Your objective -
Can the data below be set down again exactly, line for line?

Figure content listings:

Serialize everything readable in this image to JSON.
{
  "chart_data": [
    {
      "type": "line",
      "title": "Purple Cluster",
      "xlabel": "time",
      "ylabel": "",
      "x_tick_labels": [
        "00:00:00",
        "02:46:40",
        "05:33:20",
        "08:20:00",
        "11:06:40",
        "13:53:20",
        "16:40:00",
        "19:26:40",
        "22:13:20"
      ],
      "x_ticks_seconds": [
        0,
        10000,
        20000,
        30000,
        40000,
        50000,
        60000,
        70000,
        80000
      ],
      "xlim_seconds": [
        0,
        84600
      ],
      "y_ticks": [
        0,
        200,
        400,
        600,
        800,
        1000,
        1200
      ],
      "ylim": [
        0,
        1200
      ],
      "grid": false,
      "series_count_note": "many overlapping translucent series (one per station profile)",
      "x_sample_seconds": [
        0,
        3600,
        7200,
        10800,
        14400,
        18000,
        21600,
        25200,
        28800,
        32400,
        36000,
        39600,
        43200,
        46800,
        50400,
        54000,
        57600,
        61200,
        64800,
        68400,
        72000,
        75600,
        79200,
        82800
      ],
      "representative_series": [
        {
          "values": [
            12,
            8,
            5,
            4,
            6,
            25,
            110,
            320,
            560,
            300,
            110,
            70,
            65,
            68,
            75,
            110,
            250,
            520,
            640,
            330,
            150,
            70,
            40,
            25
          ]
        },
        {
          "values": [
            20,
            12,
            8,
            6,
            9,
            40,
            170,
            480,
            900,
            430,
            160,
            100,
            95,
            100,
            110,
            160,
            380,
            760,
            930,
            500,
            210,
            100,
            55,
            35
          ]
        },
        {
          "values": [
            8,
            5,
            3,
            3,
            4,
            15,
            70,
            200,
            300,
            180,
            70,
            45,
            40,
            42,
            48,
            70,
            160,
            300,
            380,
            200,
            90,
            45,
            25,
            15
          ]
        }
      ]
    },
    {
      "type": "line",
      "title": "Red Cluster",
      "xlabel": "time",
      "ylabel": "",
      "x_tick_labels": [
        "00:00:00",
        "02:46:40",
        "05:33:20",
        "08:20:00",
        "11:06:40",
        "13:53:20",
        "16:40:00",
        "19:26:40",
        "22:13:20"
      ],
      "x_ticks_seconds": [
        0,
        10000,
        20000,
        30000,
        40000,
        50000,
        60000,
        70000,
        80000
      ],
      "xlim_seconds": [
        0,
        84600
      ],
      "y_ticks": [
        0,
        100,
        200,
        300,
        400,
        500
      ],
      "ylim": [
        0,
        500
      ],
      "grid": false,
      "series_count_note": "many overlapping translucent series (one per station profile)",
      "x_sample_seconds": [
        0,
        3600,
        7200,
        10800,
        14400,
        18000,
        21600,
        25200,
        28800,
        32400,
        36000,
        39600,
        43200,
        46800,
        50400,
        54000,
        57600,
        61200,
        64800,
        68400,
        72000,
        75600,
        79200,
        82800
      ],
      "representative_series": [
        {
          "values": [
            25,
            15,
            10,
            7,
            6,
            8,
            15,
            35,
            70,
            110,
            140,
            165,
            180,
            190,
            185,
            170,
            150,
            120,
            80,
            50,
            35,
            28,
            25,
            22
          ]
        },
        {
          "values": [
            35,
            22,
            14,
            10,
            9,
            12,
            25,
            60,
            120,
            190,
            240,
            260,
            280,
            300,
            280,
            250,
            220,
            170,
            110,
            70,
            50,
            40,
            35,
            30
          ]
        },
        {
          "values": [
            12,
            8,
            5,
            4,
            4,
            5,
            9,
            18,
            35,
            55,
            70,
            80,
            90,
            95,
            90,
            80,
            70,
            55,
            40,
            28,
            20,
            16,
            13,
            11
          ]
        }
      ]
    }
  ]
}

Response -
Serialize everything readable in this image to JSON.
{
  "chart_data": [
    {
      "type": "line",
      "title": "Purple Cluster",
      "xlabel": "time",
      "ylabel": "",
      "x_tick_labels": [
        "00:00:00",
        "02:46:40",
        "05:33:20",
        "08:20:00",
        "11:06:40",
        "13:53:20",
        "16:40:00",
        "19:26:40",
        "22:13:20"
      ],
      "x_ticks_seconds": [
        0,
        10000,
        20000,
        30000,
        40000,
        50000,
        60000,
        70000,
        80000
      ],
      "xlim_seconds": [
        0,
        84600
      ],
      "y_ticks": [
        0,
        200,
        400,
        600,
        800,
        1000,
        1200
      ],
      "ylim": [
        0,
        1200
      ],
      "grid": false,
      "series_count_note": "many overlapping translucent series (one per station profile)",
      "x_sample_seconds": [
        0,
        3600,
        7200,
        10800,
        14400,
        18000,
        21600,
        25200,
        28800,
        32400,
        36000,
        39600,
        43200,
        46800,
        50400,
        54000,
        57600,
        61200,
        64800,
        68400,
        72000,
        75600,
        79200,
        82800
      ],
      "representative_series": [
        {
          "values": [
            12,
            8,
            5,
            4,
            6,
            25,
            110,
            320,
            560,
            300,
            110,
            70,
            65,
            68,
            75,
            110,
            250,
            520,
            640,
            330,
            150,
            70,
            40,
            25
          ]
        },
        {
          "values": [
            20,
            12,
            8,
            6,
            9,
            40,
            170,
            480,
            900,
            430,
            160,
            100,
            95,
            100,
            110,
            160,
            380,
            760,
            930,
            500,
            210,
            100,
            55,
            35
          ]
        },
        {
          "values": [
            8,
            5,
            3,
            3,
            4,
            15,
            70,
            200,
            300,
            180,
            70,
            45,
            40,
            42,
            48,
            70,
            160,
            300,
            380,
            200,
            90,
            45,
            25,
            15
          ]
        }
      ]
    },
    {
      "type": "line",
      "title": "Red Cluster",
      "xlabel": "time",
      "ylabel": "",
      "x_tick_labels": [
        "00:00:00",
        "02:46:40",
        "05:33:20",
        "08:20:00",
        "11:06:40",
        "13:53:20",
        "16:40:00",
        "19:26:40",
        "22:13:20"
      ],
      "x_ticks_seconds": [
        0,
        10000,
        20000,
        30000,
        40000,
        50000,
        60000,
        70000,
        80000
      ],
      "xlim_seconds": [
        0,
        84600
      ],
      "y_ticks": [
        0,
        100,
        200,
        300,
        400,
        500
      ],
      "ylim": [
        0,
        500
      ],
      "grid": false,
      "series_count_note": "many overlapping translucent series (one per station profile)",
      "x_sample_seconds": [
        0,
        3600,
        7200,
        10800,
        14400,
        18000,
        21600,
        25200,
        28800,
        32400,
        36000,
        39600,
        43200,
        46800,
        50400,
        54000,
        57600,
        61200,
        64800,
        68400,
        72000,
        75600,
        79200,
        82800
      ],
      "representative_series": [
        {
          "values": [
            25,
            15,
            10,
            7,
            6,
            8,
            15,
            35,
            70,
            110,
            140,
            165,
            180,
            190,
            185,
            170,
            150,
            120,
            80,
            50,
            35,
            28,
            25,
            22
          ]
        },
        {
          "values": [
            35,
            22,
            14,
            10,
            9,
            12,
            25,
            60,
            120,
            190,
            240,
            260,
            280,
            300,
            280,
            250,
            220,
            170,
            110,
            70,
            50,
            40,
            35,
            30
          ]
        },
        {
          "values": [
            12,
            8,
            5,
            4,
            4,
            5,
            9,
            18,
            35,
            55,
            70,
            80,
            90,
            95,
            90,
            80,
            70,
            55,
            40,
            28,
            20,
            16,
            13,
            11
          ]
        }
      ]
    }
  ]
}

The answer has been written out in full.